Copy out, from the entries below, each line holding the string "this".

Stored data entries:
"""

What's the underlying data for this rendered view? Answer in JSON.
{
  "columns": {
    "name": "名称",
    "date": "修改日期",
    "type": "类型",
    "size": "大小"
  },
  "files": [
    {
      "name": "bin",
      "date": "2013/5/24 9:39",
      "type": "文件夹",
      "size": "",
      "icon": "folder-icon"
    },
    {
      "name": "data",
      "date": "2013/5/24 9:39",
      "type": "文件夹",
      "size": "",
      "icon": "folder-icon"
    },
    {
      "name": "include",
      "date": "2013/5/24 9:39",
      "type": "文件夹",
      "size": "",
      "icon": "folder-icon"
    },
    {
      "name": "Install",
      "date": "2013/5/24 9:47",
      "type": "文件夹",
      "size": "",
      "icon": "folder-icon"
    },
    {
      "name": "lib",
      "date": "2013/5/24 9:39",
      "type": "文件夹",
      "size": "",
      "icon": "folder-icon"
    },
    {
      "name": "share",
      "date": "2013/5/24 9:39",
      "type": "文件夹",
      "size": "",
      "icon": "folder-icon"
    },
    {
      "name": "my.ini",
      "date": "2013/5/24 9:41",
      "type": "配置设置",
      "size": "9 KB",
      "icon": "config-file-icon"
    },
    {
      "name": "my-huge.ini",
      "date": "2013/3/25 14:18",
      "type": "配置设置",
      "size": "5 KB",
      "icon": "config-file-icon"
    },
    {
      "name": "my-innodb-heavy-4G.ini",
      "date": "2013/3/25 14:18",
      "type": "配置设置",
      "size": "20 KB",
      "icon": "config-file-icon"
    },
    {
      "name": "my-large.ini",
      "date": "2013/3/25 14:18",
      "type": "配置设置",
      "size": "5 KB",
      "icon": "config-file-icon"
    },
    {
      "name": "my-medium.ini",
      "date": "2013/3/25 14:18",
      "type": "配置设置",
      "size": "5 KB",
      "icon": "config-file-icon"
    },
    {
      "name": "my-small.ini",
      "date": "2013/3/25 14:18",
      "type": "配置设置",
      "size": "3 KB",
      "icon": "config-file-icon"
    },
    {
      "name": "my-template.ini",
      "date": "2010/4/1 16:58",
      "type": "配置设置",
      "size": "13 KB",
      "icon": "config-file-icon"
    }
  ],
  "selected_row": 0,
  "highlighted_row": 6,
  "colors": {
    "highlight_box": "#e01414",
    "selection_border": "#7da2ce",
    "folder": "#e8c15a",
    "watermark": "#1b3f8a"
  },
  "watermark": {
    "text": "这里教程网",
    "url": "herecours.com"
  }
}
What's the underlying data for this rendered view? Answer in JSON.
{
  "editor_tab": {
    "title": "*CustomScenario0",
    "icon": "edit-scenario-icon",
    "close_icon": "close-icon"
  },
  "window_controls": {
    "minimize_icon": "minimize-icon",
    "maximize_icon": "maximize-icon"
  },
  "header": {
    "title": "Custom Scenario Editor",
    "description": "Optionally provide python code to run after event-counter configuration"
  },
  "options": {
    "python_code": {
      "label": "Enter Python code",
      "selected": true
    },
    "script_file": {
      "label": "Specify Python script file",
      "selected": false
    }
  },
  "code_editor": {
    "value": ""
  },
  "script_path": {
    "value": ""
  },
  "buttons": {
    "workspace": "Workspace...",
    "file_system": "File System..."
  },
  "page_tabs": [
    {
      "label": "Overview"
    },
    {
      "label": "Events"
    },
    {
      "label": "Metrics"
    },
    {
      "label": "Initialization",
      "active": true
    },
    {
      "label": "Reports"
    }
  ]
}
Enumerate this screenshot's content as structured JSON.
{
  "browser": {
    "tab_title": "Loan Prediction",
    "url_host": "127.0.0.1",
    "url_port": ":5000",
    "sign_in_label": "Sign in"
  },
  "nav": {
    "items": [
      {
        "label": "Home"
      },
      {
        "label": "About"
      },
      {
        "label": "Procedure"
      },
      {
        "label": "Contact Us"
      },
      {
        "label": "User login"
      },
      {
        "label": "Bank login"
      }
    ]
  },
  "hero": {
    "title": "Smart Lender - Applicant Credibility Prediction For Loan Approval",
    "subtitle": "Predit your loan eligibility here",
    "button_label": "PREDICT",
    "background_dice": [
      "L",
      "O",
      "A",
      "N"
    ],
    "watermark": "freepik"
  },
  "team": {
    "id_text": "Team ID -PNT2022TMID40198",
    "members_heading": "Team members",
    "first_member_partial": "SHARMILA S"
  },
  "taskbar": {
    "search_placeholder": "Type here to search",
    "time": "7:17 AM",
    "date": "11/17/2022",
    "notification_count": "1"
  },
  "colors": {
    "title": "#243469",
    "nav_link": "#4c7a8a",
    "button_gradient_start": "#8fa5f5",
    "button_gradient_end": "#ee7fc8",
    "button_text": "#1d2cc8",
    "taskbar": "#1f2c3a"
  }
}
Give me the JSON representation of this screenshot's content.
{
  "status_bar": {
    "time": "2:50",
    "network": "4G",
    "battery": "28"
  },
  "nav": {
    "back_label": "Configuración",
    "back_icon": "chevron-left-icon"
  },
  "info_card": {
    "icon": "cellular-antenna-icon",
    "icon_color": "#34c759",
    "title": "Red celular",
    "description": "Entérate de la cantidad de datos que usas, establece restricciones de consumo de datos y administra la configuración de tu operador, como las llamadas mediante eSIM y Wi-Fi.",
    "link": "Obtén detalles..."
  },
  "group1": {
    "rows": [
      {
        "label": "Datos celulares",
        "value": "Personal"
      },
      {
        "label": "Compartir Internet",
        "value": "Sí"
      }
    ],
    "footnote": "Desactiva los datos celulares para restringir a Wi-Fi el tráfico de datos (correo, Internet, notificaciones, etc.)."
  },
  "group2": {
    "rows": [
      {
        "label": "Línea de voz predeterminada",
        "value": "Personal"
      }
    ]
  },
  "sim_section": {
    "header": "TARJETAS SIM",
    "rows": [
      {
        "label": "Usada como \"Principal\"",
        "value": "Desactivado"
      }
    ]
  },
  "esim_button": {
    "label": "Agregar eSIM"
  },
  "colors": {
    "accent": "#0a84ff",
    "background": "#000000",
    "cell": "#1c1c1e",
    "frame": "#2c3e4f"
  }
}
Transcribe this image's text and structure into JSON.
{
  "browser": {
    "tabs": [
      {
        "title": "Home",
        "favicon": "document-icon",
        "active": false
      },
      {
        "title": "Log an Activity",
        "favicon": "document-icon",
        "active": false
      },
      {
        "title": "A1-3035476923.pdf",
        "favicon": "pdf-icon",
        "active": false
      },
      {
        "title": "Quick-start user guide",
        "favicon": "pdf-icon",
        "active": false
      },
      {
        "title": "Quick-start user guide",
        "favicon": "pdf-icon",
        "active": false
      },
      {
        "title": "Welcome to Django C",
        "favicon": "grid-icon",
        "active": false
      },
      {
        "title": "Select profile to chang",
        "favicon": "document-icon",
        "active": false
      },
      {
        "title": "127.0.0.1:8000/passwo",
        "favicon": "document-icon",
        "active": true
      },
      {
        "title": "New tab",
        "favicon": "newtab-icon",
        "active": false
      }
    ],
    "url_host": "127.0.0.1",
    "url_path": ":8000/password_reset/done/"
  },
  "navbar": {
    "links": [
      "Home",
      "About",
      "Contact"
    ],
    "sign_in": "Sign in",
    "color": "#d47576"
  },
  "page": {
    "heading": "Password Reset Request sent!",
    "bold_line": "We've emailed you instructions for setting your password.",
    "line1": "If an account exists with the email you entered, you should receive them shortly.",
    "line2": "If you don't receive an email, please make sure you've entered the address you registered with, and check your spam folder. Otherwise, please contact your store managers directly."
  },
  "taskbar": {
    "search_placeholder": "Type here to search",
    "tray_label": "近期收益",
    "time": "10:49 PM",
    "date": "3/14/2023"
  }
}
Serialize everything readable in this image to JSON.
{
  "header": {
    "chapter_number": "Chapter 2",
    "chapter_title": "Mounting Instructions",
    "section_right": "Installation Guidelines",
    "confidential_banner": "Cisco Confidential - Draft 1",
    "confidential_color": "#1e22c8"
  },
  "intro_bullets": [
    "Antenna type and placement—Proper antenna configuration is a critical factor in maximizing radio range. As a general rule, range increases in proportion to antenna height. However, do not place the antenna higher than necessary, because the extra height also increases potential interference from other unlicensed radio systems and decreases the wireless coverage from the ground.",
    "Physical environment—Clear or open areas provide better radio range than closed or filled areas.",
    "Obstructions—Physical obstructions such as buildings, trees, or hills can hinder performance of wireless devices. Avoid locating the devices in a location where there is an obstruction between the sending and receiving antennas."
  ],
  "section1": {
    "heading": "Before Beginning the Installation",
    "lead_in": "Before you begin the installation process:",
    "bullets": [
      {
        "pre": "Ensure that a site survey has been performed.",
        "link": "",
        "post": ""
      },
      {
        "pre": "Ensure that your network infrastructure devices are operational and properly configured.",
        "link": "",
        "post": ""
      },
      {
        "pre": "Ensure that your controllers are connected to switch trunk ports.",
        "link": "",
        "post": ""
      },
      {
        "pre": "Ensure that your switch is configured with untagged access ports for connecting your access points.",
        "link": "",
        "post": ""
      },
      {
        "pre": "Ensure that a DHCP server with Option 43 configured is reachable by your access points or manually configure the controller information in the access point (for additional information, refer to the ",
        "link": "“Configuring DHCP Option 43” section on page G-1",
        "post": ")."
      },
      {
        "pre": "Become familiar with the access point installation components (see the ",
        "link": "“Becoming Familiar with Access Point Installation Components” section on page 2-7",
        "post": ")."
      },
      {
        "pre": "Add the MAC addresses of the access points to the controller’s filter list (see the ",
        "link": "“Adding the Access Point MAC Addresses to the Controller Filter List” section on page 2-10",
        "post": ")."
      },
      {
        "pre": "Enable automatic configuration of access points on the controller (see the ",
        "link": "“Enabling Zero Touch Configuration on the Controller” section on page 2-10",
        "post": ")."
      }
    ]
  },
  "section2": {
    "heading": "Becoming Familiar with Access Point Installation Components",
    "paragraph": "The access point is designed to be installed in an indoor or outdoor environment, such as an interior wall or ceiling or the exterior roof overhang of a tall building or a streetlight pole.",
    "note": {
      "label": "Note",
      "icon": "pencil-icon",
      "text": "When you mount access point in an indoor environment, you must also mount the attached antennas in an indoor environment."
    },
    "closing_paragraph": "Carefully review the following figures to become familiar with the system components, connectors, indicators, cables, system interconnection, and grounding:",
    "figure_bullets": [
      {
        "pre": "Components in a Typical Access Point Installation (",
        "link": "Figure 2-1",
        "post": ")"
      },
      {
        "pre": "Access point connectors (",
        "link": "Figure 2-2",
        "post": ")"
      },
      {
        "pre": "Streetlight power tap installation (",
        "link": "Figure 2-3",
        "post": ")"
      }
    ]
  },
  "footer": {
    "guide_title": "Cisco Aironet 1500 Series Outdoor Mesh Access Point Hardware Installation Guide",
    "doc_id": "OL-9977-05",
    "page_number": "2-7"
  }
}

"""

## REPLY
What's the underlying data for this rendered view? Answer in JSON.
What's the underlying data for this rendered view? Answer in JSON.
Enumerate this screenshot's content as structured JSON.
Give me the JSON representation of this screenshot's content.
Transcribe this image's text and structure into JSON.
Serialize everything readable in this image to JSON.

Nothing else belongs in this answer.